### Task instructions
Output every line below exactly.

### Input data

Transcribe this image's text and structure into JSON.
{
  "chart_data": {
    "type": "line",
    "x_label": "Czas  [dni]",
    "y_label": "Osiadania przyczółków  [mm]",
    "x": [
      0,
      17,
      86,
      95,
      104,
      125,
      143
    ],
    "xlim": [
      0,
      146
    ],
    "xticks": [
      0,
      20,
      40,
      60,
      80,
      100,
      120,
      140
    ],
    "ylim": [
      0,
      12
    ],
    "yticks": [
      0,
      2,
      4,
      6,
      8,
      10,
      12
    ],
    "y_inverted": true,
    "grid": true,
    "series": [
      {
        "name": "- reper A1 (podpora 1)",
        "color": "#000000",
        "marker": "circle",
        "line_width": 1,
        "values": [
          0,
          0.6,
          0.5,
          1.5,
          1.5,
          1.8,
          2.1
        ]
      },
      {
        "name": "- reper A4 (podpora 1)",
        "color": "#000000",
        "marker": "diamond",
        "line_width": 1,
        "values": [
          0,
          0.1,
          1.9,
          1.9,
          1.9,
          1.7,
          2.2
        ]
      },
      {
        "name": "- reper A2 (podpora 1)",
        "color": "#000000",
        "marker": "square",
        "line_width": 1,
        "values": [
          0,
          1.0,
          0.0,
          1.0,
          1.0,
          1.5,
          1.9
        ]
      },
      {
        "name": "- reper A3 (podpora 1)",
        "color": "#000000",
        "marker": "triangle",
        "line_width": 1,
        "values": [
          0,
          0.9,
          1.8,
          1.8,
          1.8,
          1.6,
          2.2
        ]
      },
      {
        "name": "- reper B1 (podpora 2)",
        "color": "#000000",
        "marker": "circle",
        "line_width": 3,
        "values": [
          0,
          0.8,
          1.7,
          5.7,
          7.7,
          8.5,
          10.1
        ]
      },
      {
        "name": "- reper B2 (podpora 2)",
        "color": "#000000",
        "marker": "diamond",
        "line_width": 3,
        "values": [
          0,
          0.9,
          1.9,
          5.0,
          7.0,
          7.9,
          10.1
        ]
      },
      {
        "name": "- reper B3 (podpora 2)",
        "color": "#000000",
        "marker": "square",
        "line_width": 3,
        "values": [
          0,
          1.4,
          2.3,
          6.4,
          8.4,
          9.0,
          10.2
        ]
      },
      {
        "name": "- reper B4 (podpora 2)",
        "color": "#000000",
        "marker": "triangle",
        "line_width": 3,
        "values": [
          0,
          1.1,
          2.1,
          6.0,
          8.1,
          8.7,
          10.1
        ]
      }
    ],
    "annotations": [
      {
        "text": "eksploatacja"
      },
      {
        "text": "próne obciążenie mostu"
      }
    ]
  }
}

### Right answer
Transcribe this image's text and structure into JSON.
{
  "chart_data": {
    "type": "line",
    "x_label": "Czas  [dni]",
    "y_label": "Osiadania przyczółków  [mm]",
    "x": [
      0,
      17,
      86,
      95,
      104,
      125,
      143
    ],
    "xlim": [
      0,
      146
    ],
    "xticks": [
      0,
      20,
      40,
      60,
      80,
      100,
      120,
      140
    ],
    "ylim": [
      0,
      12
    ],
    "yticks": [
      0,
      2,
      4,
      6,
      8,
      10,
      12
    ],
    "y_inverted": true,
    "grid": true,
    "series": [
      {
        "name": "- reper A1 (podpora 1)",
        "color": "#000000",
        "marker": "circle",
        "line_width": 1,
        "values": [
          0,
          0.6,
          0.5,
          1.5,
          1.5,
          1.8,
          2.1
        ]
      },
      {
        "name": "- reper A4 (podpora 1)",
        "color": "#000000",
        "marker": "diamond",
        "line_width": 1,
        "values": [
          0,
          0.1,
          1.9,
          1.9,
          1.9,
          1.7,
          2.2
        ]
      },
      {
        "name": "- reper A2 (podpora 1)",
        "color": "#000000",
        "marker": "square",
        "line_width": 1,
        "values": [
          0,
          1.0,
          0.0,
          1.0,
          1.0,
          1.5,
          1.9
        ]
      },
      {
        "name": "- reper A3 (podpora 1)",
        "color": "#000000",
        "marker": "triangle",
        "line_width": 1,
        "values": [
          0,
          0.9,
          1.8,
          1.8,
          1.8,
          1.6,
          2.2
        ]
      },
      {
        "name": "- reper B1 (podpora 2)",
        "color": "#000000",
        "marker": "circle",
        "line_width": 3,
        "values": [
          0,
          0.8,
          1.7,
          5.7,
          7.7,
          8.5,
          10.1
        ]
      },
      {
        "name": "- reper B2 (podpora 2)",
        "color": "#000000",
        "marker": "diamond",
        "line_width": 3,
        "values": [
          0,
          0.9,
          1.9,
          5.0,
          7.0,
          7.9,
          10.1
        ]
      },
      {
        "name": "- reper B3 (podpora 2)",
        "color": "#000000",
        "marker": "square",
        "line_width": 3,
        "values": [
          0,
          1.4,
          2.3,
          6.4,
          8.4,
          9.0,
          10.2
        ]
      },
      {
        "name": "- reper B4 (podpora 2)",
        "color": "#000000",
        "marker": "triangle",
        "line_width": 3,
        "values": [
          0,
          1.1,
          2.1,
          6.0,
          8.1,
          8.7,
          10.1
        ]
      }
    ],
    "annotations": [
      {
        "text": "eksploatacja"
      },
      {
        "text": "próne obciążenie mostu"
      }
    ]
  }
}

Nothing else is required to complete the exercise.